바운딩 박스 항목
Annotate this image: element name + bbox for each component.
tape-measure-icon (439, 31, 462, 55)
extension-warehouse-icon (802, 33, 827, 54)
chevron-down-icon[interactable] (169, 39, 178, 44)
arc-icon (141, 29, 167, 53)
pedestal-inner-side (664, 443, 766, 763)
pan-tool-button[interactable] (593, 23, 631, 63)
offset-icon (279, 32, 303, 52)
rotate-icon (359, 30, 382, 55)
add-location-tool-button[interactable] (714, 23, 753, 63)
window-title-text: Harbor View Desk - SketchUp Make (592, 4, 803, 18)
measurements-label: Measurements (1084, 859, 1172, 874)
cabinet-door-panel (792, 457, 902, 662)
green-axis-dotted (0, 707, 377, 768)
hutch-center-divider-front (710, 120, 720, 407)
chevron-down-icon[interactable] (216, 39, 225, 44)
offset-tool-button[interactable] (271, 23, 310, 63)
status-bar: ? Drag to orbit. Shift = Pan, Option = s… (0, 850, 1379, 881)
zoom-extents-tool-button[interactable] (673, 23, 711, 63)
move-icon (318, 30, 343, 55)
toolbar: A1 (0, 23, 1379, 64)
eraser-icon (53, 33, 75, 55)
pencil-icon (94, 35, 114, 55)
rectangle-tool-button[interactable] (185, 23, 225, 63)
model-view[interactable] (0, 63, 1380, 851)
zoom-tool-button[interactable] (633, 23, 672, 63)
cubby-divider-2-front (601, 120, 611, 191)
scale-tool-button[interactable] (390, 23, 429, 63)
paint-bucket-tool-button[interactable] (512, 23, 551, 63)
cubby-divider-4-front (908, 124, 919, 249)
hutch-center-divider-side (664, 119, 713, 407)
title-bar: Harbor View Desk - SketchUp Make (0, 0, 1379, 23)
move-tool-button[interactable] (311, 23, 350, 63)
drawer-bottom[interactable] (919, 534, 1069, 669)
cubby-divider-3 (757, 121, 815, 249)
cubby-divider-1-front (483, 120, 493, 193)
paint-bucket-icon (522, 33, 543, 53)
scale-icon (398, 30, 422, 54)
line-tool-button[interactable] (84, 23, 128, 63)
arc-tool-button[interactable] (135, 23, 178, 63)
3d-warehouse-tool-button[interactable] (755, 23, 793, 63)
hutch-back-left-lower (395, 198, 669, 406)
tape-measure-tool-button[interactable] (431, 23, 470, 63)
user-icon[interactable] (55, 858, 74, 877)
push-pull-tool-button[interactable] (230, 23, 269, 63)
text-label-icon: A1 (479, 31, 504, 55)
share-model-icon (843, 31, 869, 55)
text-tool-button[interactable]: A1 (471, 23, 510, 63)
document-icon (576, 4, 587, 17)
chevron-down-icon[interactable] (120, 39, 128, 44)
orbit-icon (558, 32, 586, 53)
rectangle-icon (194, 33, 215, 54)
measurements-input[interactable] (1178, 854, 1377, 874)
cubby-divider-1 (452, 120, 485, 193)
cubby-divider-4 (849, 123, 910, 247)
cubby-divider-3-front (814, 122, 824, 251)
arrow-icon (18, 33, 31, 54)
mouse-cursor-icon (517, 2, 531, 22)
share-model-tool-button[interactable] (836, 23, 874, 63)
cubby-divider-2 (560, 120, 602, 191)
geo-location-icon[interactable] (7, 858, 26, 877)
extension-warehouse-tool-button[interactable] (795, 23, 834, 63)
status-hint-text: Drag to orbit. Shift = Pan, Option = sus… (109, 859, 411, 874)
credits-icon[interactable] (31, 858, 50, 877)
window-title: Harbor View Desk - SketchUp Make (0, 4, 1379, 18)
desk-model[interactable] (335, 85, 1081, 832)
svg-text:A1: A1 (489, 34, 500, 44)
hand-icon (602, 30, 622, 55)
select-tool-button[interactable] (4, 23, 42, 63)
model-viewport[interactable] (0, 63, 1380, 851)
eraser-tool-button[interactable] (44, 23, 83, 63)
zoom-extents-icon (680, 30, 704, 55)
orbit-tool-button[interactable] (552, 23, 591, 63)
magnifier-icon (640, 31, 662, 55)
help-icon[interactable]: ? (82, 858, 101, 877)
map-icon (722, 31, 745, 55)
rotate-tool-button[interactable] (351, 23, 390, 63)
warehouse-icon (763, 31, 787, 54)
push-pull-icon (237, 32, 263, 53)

• **과제 요구 사항**
위에 있는 줄을 전부 한 글자도 바꾸지 말고 그대로 옮겨 적어 주시겠어요?

• **과제 출력 결과**
Annotate this image: element name + bbox for each component.
tape-measure-icon (439, 31, 462, 55)
extension-warehouse-icon (802, 33, 827, 54)
chevron-down-icon[interactable] (169, 39, 178, 44)
arc-icon (141, 29, 167, 53)
pedestal-inner-side (664, 443, 766, 763)
pan-tool-button[interactable] (593, 23, 631, 63)
offset-icon (279, 32, 303, 52)
rotate-icon (359, 30, 382, 55)
add-location-tool-button[interactable] (714, 23, 753, 63)
window-title-text: Harbor View Desk - SketchUp Make (592, 4, 803, 18)
measurements-label: Measurements (1084, 859, 1172, 874)
cabinet-door-panel (792, 457, 902, 662)
green-axis-dotted (0, 707, 377, 768)
hutch-center-divider-front (710, 120, 720, 407)
chevron-down-icon[interactable] (216, 39, 225, 44)
offset-tool-button[interactable] (271, 23, 310, 63)
status-bar: ? Drag to orbit. Shift = Pan, Option = s… (0, 850, 1379, 881)
zoom-extents-tool-button[interactable] (673, 23, 711, 63)
move-icon (318, 30, 343, 55)
toolbar: A1 (0, 23, 1379, 64)
eraser-icon (53, 33, 75, 55)
pencil-icon (94, 35, 114, 55)
rectangle-tool-button[interactable] (185, 23, 225, 63)
model-view[interactable] (0, 63, 1380, 851)
zoom-tool-button[interactable] (633, 23, 672, 63)
cubby-divider-2-front (601, 120, 611, 191)
scale-tool-button[interactable] (390, 23, 429, 63)
paint-bucket-tool-button[interactable] (512, 23, 551, 63)
cubby-divider-4-front (908, 124, 919, 249)
hutch-center-divider-side (664, 119, 713, 407)
title-bar: Harbor View Desk - SketchUp Make (0, 0, 1379, 23)
move-tool-button[interactable] (311, 23, 350, 63)
drawer-bottom[interactable] (919, 534, 1069, 669)
cubby-divider-3 (757, 121, 815, 249)
cubby-divider-1-front (483, 120, 493, 193)
paint-bucket-icon (522, 33, 543, 53)
scale-icon (398, 30, 422, 54)
line-tool-button[interactable] (84, 23, 128, 63)
arc-tool-button[interactable] (135, 23, 178, 63)
3d-warehouse-tool-button[interactable] (755, 23, 793, 63)
hutch-back-left-lower (395, 198, 669, 406)
tape-measure-tool-button[interactable] (431, 23, 470, 63)
user-icon[interactable] (55, 858, 74, 877)
push-pull-tool-button[interactable] (230, 23, 269, 63)
text-label-icon: A1 (479, 31, 504, 55)
share-model-icon (843, 31, 869, 55)
text-tool-button[interactable]: A1 (471, 23, 510, 63)
document-icon (576, 4, 587, 17)
chevron-down-icon[interactable] (120, 39, 128, 44)
orbit-icon (558, 32, 586, 53)
rectangle-icon (194, 33, 215, 54)
measurements-input[interactable] (1178, 854, 1377, 874)
cubby-divider-1 (452, 120, 485, 193)
cubby-divider-4 (849, 123, 910, 247)
cubby-divider-3-front (814, 122, 824, 251)
arrow-icon (18, 33, 31, 54)
mouse-cursor-icon (517, 2, 531, 22)
share-model-tool-button[interactable] (836, 23, 874, 63)
cubby-divider-2 (560, 120, 602, 191)
geo-location-icon[interactable] (7, 858, 26, 877)
extension-warehouse-tool-button[interactable] (795, 23, 834, 63)
status-hint-text: Drag to orbit. Shift = Pan, Option = sus… (109, 859, 411, 874)
credits-icon[interactable] (31, 858, 50, 877)
window-title: Harbor View Desk - SketchUp Make (0, 4, 1379, 18)
desk-model[interactable] (335, 85, 1081, 832)
svg-text:A1: A1 (489, 34, 500, 44)
hand-icon (602, 30, 622, 55)
select-tool-button[interactable] (4, 23, 42, 63)
model-viewport[interactable] (0, 63, 1380, 851)
eraser-tool-button[interactable] (44, 23, 83, 63)
zoom-extents-icon (680, 30, 704, 55)
orbit-tool-button[interactable] (552, 23, 591, 63)
magnifier-icon (640, 31, 662, 55)
help-icon[interactable]: ? (82, 858, 101, 877)
map-icon (722, 31, 745, 55)
rotate-tool-button[interactable] (351, 23, 390, 63)
warehouse-icon (763, 31, 787, 54)
push-pull-icon (237, 32, 263, 53)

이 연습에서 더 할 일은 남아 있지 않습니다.